■ Available data ■
%%

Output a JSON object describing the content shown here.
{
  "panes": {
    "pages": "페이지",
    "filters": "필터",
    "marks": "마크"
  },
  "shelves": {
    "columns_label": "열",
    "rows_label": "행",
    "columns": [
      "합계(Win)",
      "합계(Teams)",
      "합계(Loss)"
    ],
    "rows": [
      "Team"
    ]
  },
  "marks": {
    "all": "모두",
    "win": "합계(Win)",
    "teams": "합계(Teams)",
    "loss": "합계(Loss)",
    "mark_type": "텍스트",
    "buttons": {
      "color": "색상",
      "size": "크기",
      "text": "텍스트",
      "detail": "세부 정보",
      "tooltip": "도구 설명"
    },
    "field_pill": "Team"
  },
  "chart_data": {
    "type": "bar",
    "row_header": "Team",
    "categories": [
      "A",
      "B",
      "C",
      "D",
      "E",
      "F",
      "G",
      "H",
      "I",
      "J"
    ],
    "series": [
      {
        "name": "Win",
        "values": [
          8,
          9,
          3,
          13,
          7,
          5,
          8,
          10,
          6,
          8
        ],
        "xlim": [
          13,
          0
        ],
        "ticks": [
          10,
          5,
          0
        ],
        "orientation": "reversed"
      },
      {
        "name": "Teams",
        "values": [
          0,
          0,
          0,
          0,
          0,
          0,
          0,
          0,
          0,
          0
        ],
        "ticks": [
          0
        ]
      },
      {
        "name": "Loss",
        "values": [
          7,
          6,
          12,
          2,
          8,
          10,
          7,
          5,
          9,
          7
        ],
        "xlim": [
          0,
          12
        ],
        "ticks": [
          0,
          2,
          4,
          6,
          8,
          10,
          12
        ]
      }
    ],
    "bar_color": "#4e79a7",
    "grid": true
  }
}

%%

■ Requirement ■
Repeat the data in its entirety, character for character.

■ Worked answer ■
Output a JSON object describing the content shown here.
{
  "panes": {
    "pages": "페이지",
    "filters": "필터",
    "marks": "마크"
  },
  "shelves": {
    "columns_label": "열",
    "rows_label": "행",
    "columns": [
      "합계(Win)",
      "합계(Teams)",
      "합계(Loss)"
    ],
    "rows": [
      "Team"
    ]
  },
  "marks": {
    "all": "모두",
    "win": "합계(Win)",
    "teams": "합계(Teams)",
    "loss": "합계(Loss)",
    "mark_type": "텍스트",
    "buttons": {
      "color": "색상",
      "size": "크기",
      "text": "텍스트",
      "detail": "세부 정보",
      "tooltip": "도구 설명"
    },
    "field_pill": "Team"
  },
  "chart_data": {
    "type": "bar",
    "row_header": "Team",
    "categories": [
      "A",
      "B",
      "C",
      "D",
      "E",
      "F",
      "G",
      "H",
      "I",
      "J"
    ],
    "series": [
      {
        "name": "Win",
        "values": [
          8,
          9,
          3,
          13,
          7,
          5,
          8,
          10,
          6,
          8
        ],
        "xlim": [
          13,
          0
        ],
        "ticks": [
          10,
          5,
          0
        ],
        "orientation": "reversed"
      },
      {
        "name": "Teams",
        "values": [
          0,
          0,
          0,
          0,
          0,
          0,
          0,
          0,
          0,
          0
        ],
        "ticks": [
          0
        ]
      },
      {
        "name": "Loss",
        "values": [
          7,
          6,
          12,
          2,
          8,
          10,
          7,
          5,
          9,
          7
        ],
        "xlim": [
          0,
          12
        ],
        "ticks": [
          0,
          2,
          4,
          6,
          8,
          10,
          12
        ]
      }
    ],
    "bar_color": "#4e79a7",
    "grid": true
  }
}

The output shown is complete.